**WHAT YOU WILL DO:**
Pull out every line below containing the word "有腐蚀性".

==== STORED RECORDS

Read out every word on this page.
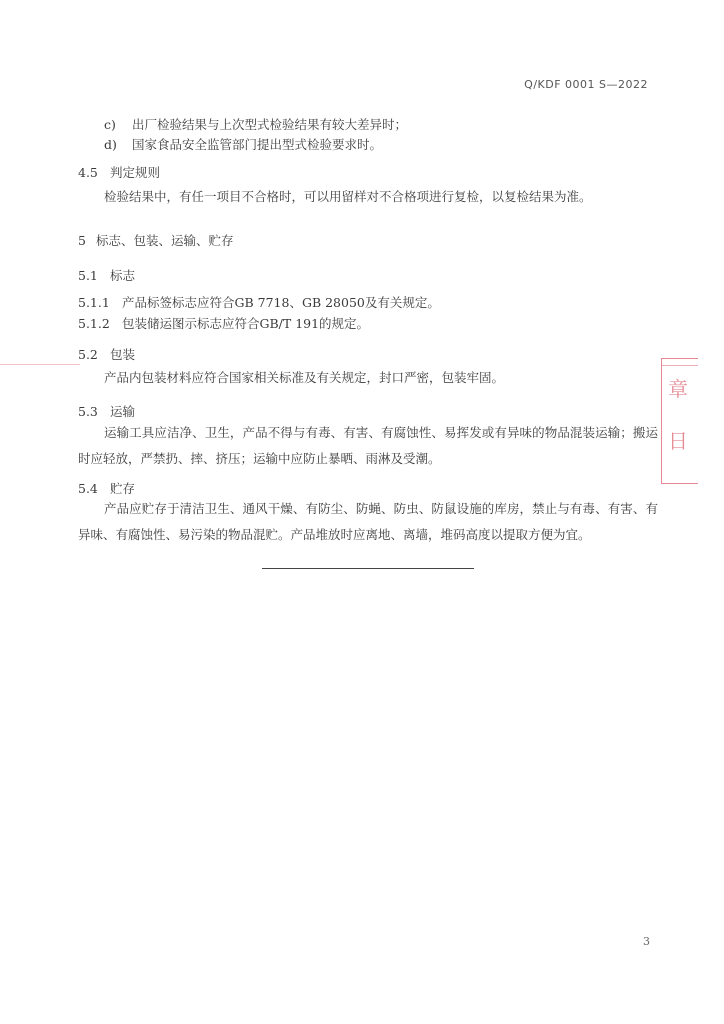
Q/KDF 0001 S—2022
c) 出厂检验结果与上次型式检验结果有较大差异时；
d) 国家食品安全监管部门提出型式检验要求时。
4.5 判定规则
检验结果中，有任一项目不合格时，可以用留样对不合格项进行复检，以复检结果为准。
5 标志、包装、运输、贮存
5.1 标志
5.1.1 产品标签标志应符合GB 7718、GB 28050及有关规定。
5.1.2 包装储运图示标志应符合GB/T 191的规定。
5.2 包装
产品内包装材料应符合国家相关标准及有关规定，封口严密，包装牢固。
5.3 运输
运输工具应洁净、卫生，产品不得与有毒、有害、有腐蚀性、易挥发或有异味的物品混装运输；搬运时应轻放，严禁扔、摔、挤压；运输中应防止暴晒、雨淋及受潮。
5.4 贮存
产品应贮存于清洁卫生、通风干燥、有防尘、防蝇、防虫、防鼠设施的库房，禁止与有毒、有害、有异味、有腐蚀性、易污染的物品混贮。产品堆放时应离地、离墙，堆码高度以提取方便为宜。
章
日
3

========

**CORRECT RESULT:**
运输工具应洁净、卫生，产品不得与有毒、有害、有腐蚀性、易挥发或有异味的物品混装运输；搬运时应轻放，严禁扔、摔、挤压；运输中应防止暴晒、雨淋及受潮。
产品应贮存于清洁卫生、通风干燥、有防尘、防蝇、防虫、防鼠设施的库房，禁止与有毒、有害、有异味、有腐蚀性、易污染的物品混贮。产品堆放时应离地、离墙，堆码高度以提取方便为宜。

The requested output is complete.